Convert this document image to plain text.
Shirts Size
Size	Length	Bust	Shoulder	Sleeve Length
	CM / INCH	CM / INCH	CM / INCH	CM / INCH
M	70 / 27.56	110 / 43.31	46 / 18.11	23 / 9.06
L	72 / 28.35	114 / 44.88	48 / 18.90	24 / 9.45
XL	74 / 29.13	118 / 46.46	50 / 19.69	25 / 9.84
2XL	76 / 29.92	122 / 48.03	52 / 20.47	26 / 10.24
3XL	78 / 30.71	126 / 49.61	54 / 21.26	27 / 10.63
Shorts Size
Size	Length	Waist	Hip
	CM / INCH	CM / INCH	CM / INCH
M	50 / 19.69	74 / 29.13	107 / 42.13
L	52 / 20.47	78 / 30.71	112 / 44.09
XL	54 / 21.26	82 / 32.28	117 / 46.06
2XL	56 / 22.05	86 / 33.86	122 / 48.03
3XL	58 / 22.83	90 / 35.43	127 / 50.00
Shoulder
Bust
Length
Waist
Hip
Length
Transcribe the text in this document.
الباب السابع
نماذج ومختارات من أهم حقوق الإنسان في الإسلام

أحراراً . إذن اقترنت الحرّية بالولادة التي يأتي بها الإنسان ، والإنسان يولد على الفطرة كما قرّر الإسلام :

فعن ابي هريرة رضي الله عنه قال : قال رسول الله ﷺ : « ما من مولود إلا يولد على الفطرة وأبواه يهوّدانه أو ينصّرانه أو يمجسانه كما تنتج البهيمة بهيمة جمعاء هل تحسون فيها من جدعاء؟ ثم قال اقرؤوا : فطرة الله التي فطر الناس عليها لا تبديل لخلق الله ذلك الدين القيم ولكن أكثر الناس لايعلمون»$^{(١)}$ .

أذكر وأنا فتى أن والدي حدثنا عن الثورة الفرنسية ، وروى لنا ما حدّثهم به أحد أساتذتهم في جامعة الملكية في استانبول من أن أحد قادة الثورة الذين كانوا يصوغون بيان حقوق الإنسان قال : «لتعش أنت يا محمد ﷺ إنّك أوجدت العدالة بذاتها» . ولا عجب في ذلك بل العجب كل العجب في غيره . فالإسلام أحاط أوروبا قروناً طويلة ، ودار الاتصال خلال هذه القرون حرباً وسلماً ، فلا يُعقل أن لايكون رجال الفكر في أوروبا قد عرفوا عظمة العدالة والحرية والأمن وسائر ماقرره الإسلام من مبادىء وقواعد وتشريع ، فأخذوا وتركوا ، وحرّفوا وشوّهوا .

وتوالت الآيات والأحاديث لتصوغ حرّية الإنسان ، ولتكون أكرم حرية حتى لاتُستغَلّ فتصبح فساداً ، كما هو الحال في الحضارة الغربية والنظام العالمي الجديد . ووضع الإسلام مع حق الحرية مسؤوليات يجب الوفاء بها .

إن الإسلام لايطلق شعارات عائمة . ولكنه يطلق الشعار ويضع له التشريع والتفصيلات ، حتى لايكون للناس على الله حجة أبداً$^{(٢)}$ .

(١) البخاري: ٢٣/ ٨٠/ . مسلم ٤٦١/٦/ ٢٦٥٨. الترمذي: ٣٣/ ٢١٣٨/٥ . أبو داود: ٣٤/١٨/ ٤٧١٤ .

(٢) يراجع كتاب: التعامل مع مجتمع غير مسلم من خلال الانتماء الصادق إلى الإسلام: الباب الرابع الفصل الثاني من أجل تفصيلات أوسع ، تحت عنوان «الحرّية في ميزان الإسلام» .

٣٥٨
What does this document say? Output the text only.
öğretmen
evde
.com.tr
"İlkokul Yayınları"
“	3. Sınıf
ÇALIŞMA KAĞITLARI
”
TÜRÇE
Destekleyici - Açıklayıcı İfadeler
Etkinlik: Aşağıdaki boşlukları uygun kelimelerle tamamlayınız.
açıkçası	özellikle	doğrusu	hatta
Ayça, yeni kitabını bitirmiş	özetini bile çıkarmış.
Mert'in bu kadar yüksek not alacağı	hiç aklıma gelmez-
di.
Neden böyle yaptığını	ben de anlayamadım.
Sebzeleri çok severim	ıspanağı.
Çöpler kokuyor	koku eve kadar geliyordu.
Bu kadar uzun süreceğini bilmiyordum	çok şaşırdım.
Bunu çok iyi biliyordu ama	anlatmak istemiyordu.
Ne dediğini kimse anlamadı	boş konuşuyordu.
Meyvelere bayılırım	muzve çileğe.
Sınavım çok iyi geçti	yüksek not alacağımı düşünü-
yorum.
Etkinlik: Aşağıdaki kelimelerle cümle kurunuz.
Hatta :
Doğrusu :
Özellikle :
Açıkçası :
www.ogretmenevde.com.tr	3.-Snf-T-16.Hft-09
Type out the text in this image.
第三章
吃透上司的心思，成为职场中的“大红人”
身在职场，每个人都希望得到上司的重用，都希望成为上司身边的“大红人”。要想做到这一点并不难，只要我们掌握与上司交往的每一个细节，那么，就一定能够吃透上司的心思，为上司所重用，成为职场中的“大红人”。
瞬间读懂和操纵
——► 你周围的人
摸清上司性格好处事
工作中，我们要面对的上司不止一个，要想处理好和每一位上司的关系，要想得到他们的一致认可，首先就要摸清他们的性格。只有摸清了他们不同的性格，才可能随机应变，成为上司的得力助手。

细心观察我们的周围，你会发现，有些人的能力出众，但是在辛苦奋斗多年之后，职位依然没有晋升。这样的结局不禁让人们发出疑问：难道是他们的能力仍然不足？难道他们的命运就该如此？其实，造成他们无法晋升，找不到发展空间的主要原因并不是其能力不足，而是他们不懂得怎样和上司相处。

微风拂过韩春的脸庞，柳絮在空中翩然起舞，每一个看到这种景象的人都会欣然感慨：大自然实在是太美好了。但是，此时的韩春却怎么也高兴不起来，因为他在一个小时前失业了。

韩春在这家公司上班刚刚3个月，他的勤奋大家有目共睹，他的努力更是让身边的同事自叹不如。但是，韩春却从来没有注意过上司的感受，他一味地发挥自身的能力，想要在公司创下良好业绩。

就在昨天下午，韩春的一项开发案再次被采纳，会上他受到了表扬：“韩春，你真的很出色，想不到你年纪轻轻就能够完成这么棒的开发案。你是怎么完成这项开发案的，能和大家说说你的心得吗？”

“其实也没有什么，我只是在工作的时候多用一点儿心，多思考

_WRITTEN REQUEST_: Extract from the material all lines containing the string "Etkinlik".

_RESULT FOR THIS EXERCISE_:
Etkinlik: Aşağıdaki boşlukları uygun kelimelerle tamamlayınız.
Etkinlik: Aşağıdaki kelimelerle cümle kurunuz.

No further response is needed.